- **REQUIRED WORK**:
Lines from the one containing "Read out every word on this page." through the end of the data are to be returned exactly, and no others.

- **Stored items**:
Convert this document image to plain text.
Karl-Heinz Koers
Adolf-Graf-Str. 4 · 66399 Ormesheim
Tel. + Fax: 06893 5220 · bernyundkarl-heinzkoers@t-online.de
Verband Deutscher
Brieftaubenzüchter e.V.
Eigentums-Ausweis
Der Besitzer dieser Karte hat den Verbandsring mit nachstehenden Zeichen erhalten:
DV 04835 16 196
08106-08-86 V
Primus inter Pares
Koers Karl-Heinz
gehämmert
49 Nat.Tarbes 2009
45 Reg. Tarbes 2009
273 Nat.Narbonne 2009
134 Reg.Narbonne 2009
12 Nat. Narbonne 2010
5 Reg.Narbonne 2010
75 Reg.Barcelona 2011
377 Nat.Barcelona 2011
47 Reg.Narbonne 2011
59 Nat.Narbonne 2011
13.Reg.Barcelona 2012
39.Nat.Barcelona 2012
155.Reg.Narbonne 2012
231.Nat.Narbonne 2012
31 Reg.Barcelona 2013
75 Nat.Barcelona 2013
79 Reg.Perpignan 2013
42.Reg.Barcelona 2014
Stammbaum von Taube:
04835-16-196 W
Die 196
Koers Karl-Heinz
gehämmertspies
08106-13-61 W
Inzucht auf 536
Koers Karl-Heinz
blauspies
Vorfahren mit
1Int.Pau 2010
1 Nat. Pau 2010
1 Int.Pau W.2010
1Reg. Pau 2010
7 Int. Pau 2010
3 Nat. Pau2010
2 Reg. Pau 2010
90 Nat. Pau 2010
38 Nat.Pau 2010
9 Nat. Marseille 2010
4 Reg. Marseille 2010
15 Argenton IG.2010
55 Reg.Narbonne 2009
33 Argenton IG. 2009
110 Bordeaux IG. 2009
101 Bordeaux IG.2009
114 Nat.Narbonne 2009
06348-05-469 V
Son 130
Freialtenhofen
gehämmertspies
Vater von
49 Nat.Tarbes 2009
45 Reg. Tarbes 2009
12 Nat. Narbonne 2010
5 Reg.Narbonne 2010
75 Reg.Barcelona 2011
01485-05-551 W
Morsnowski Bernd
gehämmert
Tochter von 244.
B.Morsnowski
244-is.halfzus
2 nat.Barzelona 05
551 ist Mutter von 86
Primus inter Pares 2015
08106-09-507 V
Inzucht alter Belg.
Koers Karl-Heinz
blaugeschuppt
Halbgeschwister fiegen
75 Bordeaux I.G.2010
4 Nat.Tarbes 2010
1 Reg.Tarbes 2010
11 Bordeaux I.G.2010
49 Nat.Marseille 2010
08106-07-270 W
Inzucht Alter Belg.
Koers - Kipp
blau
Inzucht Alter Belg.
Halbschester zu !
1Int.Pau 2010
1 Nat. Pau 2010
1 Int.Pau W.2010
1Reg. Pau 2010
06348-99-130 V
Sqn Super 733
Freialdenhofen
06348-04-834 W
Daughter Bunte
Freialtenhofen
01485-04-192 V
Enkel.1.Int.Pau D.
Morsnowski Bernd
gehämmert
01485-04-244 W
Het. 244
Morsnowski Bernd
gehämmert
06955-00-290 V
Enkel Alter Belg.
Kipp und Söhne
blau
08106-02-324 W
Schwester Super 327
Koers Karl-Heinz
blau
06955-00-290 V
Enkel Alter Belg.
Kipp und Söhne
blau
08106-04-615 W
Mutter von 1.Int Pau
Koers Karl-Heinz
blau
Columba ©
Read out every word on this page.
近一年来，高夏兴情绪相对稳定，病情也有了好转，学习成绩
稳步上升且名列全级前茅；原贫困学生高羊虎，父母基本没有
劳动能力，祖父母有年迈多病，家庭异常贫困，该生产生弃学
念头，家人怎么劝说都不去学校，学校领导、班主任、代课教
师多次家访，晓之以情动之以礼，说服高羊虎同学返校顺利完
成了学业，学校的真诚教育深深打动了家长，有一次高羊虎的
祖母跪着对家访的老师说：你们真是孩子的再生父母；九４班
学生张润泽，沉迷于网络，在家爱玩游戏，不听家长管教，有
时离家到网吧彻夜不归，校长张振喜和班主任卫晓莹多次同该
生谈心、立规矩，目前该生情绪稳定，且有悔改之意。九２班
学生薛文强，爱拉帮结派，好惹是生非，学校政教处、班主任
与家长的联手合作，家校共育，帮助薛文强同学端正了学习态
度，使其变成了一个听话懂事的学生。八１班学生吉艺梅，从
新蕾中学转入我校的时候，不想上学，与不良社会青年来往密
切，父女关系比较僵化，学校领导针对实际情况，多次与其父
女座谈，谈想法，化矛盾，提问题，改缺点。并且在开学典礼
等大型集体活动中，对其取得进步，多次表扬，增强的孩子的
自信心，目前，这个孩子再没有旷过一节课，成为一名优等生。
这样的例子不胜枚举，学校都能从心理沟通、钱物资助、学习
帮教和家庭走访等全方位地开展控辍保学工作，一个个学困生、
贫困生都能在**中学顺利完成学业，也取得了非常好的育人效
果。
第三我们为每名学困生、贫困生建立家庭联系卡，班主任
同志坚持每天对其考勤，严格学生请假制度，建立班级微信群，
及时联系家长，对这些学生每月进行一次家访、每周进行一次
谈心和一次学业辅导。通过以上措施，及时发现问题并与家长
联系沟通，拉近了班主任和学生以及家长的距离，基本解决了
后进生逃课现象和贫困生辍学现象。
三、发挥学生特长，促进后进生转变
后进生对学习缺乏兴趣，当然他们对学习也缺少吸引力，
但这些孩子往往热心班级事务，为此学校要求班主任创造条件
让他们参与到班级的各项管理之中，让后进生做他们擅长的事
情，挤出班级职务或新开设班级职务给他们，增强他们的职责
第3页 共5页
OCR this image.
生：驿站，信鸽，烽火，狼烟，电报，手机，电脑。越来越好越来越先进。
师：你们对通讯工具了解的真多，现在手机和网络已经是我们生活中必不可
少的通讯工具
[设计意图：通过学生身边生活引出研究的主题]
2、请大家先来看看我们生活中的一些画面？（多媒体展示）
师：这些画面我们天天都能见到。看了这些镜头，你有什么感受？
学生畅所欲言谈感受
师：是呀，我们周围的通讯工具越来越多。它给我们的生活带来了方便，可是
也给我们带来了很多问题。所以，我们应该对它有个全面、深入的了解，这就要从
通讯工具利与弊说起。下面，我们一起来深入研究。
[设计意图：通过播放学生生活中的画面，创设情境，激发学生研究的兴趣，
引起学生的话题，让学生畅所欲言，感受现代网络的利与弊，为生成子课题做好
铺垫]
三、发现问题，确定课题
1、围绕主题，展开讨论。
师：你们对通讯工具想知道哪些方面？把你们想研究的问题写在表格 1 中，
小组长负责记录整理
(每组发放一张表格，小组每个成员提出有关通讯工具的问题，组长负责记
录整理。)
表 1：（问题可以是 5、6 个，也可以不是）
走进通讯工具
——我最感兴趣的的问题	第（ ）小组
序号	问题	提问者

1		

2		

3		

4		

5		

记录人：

- **COMPLETE OUTPUT**:
Read out every word on this page.
近一年来，高夏兴情绪相对稳定，病情也有了好转，学习成绩
稳步上升且名列全级前茅；原贫困学生高羊虎，父母基本没有
劳动能力，祖父母有年迈多病，家庭异常贫困，该生产生弃学
念头，家人怎么劝说都不去学校，学校领导、班主任、代课教
师多次家访，晓之以情动之以礼，说服高羊虎同学返校顺利完
成了学业，学校的真诚教育深深打动了家长，有一次高羊虎的
祖母跪着对家访的老师说：你们真是孩子的再生父母；九４班
学生张润泽，沉迷于网络，在家爱玩游戏，不听家长管教，有
时离家到网吧彻夜不归，校长张振喜和班主任卫晓莹多次同该
生谈心、立规矩，目前该生情绪稳定，且有悔改之意。九２班
学生薛文强，爱拉帮结派，好惹是生非，学校政教处、班主任
与家长的联手合作，家校共育，帮助薛文强同学端正了学习态
度，使其变成了一个听话懂事的学生。八１班学生吉艺梅，从
新蕾中学转入我校的时候，不想上学，与不良社会青年来往密
切，父女关系比较僵化，学校领导针对实际情况，多次与其父
女座谈，谈想法，化矛盾，提问题，改缺点。并且在开学典礼
等大型集体活动中，对其取得进步，多次表扬，增强的孩子的
自信心，目前，这个孩子再没有旷过一节课，成为一名优等生。
这样的例子不胜枚举，学校都能从心理沟通、钱物资助、学习
帮教和家庭走访等全方位地开展控辍保学工作，一个个学困生、
贫困生都能在**中学顺利完成学业，也取得了非常好的育人效
果。
第三我们为每名学困生、贫困生建立家庭联系卡，班主任
同志坚持每天对其考勤，严格学生请假制度，建立班级微信群，
及时联系家长，对这些学生每月进行一次家访、每周进行一次
谈心和一次学业辅导。通过以上措施，及时发现问题并与家长
联系沟通，拉近了班主任和学生以及家长的距离，基本解决了
后进生逃课现象和贫困生辍学现象。
三、发挥学生特长，促进后进生转变
后进生对学习缺乏兴趣，当然他们对学习也缺少吸引力，
但这些孩子往往热心班级事务，为此学校要求班主任创造条件
让他们参与到班级的各项管理之中，让后进生做他们擅长的事
情，挤出班级职务或新开设班级职务给他们，增强他们的职责
第3页 共5页
OCR this image.
生：驿站，信鸽，烽火，狼烟，电报，手机，电脑。越来越好越来越先进。
师：你们对通讯工具了解的真多，现在手机和网络已经是我们生活中必不可
少的通讯工具
[设计意图：通过学生身边生活引出研究的主题]
2、请大家先来看看我们生活中的一些画面？（多媒体展示）
师：这些画面我们天天都能见到。看了这些镜头，你有什么感受？
学生畅所欲言谈感受
师：是呀，我们周围的通讯工具越来越多。它给我们的生活带来了方便，可是
也给我们带来了很多问题。所以，我们应该对它有个全面、深入的了解，这就要从
通讯工具利与弊说起。下面，我们一起来深入研究。
[设计意图：通过播放学生生活中的画面，创设情境，激发学生研究的兴趣，
引起学生的话题，让学生畅所欲言，感受现代网络的利与弊，为生成子课题做好
铺垫]
三、发现问题，确定课题
1、围绕主题，展开讨论。
师：你们对通讯工具想知道哪些方面？把你们想研究的问题写在表格 1 中，
小组长负责记录整理
(每组发放一张表格，小组每个成员提出有关通讯工具的问题，组长负责记
录整理。)
表 1：（问题可以是 5、6 个，也可以不是）
走进通讯工具
——我最感兴趣的的问题	第（ ）小组
序号	问题	提问者

1		

2		

3		

4		

5		

记录人：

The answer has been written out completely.